=== OBJECTIVE ===
Your task is to print the material below exactly as presented.

=== Dataset records ===
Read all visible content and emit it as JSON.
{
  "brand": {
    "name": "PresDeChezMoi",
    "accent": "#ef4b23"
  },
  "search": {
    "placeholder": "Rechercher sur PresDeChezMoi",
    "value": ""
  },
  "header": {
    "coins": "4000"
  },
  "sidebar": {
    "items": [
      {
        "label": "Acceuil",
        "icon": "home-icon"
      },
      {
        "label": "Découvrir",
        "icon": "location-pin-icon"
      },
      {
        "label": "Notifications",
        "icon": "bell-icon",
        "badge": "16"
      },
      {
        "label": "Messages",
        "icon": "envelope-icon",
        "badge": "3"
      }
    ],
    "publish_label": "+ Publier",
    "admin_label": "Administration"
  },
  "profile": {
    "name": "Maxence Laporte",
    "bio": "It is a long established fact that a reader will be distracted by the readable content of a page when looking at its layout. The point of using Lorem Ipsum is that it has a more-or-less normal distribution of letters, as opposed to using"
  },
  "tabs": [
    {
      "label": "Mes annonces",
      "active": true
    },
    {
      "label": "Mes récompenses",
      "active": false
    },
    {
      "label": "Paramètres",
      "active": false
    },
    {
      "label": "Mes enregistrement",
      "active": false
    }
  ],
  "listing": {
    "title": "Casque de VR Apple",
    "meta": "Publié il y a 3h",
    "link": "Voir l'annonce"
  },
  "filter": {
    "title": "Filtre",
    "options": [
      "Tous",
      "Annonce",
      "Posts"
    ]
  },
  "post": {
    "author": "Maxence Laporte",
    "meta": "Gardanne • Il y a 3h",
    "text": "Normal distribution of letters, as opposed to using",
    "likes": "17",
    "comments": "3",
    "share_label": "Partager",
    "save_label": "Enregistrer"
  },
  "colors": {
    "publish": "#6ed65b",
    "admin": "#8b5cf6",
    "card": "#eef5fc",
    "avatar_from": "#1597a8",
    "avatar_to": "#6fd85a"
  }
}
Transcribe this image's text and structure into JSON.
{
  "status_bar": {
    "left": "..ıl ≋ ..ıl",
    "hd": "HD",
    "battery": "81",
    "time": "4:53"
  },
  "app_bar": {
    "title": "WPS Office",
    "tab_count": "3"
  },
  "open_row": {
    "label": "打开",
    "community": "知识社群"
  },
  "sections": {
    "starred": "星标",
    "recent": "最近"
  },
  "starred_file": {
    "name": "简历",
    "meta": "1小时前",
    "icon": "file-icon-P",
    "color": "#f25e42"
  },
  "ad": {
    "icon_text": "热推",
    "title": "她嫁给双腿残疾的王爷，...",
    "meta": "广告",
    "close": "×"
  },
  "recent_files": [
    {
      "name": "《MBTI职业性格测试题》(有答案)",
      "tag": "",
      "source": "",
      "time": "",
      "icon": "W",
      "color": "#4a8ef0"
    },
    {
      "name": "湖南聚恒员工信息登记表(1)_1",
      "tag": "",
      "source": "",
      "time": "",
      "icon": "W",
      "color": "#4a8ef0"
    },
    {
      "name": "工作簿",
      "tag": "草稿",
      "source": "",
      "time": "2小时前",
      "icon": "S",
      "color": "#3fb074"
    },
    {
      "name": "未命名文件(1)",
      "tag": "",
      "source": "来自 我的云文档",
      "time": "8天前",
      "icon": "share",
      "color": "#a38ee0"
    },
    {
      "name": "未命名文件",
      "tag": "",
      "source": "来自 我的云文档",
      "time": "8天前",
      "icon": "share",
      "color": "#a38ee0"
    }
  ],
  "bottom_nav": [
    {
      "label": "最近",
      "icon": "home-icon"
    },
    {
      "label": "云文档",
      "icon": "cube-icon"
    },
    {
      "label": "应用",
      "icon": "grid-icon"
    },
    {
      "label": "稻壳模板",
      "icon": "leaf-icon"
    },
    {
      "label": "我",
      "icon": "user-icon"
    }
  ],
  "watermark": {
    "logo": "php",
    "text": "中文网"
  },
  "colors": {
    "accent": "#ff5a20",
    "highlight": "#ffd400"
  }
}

=== THE COMPLETED TASK ===
Read all visible content and emit it as JSON.
{
  "brand": {
    "name": "PresDeChezMoi",
    "accent": "#ef4b23"
  },
  "search": {
    "placeholder": "Rechercher sur PresDeChezMoi",
    "value": ""
  },
  "header": {
    "coins": "4000"
  },
  "sidebar": {
    "items": [
      {
        "label": "Acceuil",
        "icon": "home-icon"
      },
      {
        "label": "Découvrir",
        "icon": "location-pin-icon"
      },
      {
        "label": "Notifications",
        "icon": "bell-icon",
        "badge": "16"
      },
      {
        "label": "Messages",
        "icon": "envelope-icon",
        "badge": "3"
      }
    ],
    "publish_label": "+ Publier",
    "admin_label": "Administration"
  },
  "profile": {
    "name": "Maxence Laporte",
    "bio": "It is a long established fact that a reader will be distracted by the readable content of a page when looking at its layout. The point of using Lorem Ipsum is that it has a more-or-less normal distribution of letters, as opposed to using"
  },
  "tabs": [
    {
      "label": "Mes annonces",
      "active": true
    },
    {
      "label": "Mes récompenses",
      "active": false
    },
    {
      "label": "Paramètres",
      "active": false
    },
    {
      "label": "Mes enregistrement",
      "active": false
    }
  ],
  "listing": {
    "title": "Casque de VR Apple",
    "meta": "Publié il y a 3h",
    "link": "Voir l'annonce"
  },
  "filter": {
    "title": "Filtre",
    "options": [
      "Tous",
      "Annonce",
      "Posts"
    ]
  },
  "post": {
    "author": "Maxence Laporte",
    "meta": "Gardanne • Il y a 3h",
    "text": "Normal distribution of letters, as opposed to using",
    "likes": "17",
    "comments": "3",
    "share_label": "Partager",
    "save_label": "Enregistrer"
  },
  "colors": {
    "publish": "#6ed65b",
    "admin": "#8b5cf6",
    "card": "#eef5fc",
    "avatar_from": "#1597a8",
    "avatar_to": "#6fd85a"
  }
}
Transcribe this image's text and structure into JSON.
{
  "status_bar": {
    "left": "..ıl ≋ ..ıl",
    "hd": "HD",
    "battery": "81",
    "time": "4:53"
  },
  "app_bar": {
    "title": "WPS Office",
    "tab_count": "3"
  },
  "open_row": {
    "label": "打开",
    "community": "知识社群"
  },
  "sections": {
    "starred": "星标",
    "recent": "最近"
  },
  "starred_file": {
    "name": "简历",
    "meta": "1小时前",
    "icon": "file-icon-P",
    "color": "#f25e42"
  },
  "ad": {
    "icon_text": "热推",
    "title": "她嫁给双腿残疾的王爷，...",
    "meta": "广告",
    "close": "×"
  },
  "recent_files": [
    {
      "name": "《MBTI职业性格测试题》(有答案)",
      "tag": "",
      "source": "",
      "time": "",
      "icon": "W",
      "color": "#4a8ef0"
    },
    {
      "name": "湖南聚恒员工信息登记表(1)_1",
      "tag": "",
      "source": "",
      "time": "",
      "icon": "W",
      "color": "#4a8ef0"
    },
    {
      "name": "工作簿",
      "tag": "草稿",
      "source": "",
      "time": "2小时前",
      "icon": "S",
      "color": "#3fb074"
    },
    {
      "name": "未命名文件(1)",
      "tag": "",
      "source": "来自 我的云文档",
      "time": "8天前",
      "icon": "share",
      "color": "#a38ee0"
    },
    {
      "name": "未命名文件",
      "tag": "",
      "source": "来自 我的云文档",
      "time": "8天前",
      "icon": "share",
      "color": "#a38ee0"
    }
  ],
  "bottom_nav": [
    {
      "label": "最近",
      "icon": "home-icon"
    },
    {
      "label": "云文档",
      "icon": "cube-icon"
    },
    {
      "label": "应用",
      "icon": "grid-icon"
    },
    {
      "label": "稻壳模板",
      "icon": "leaf-icon"
    },
    {
      "label": "我",
      "icon": "user-icon"
    }
  ],
  "watermark": {
    "logo": "php",
    "text": "中文网"
  },
  "colors": {
    "accent": "#ff5a20",
    "highlight": "#ffd400"
  }
}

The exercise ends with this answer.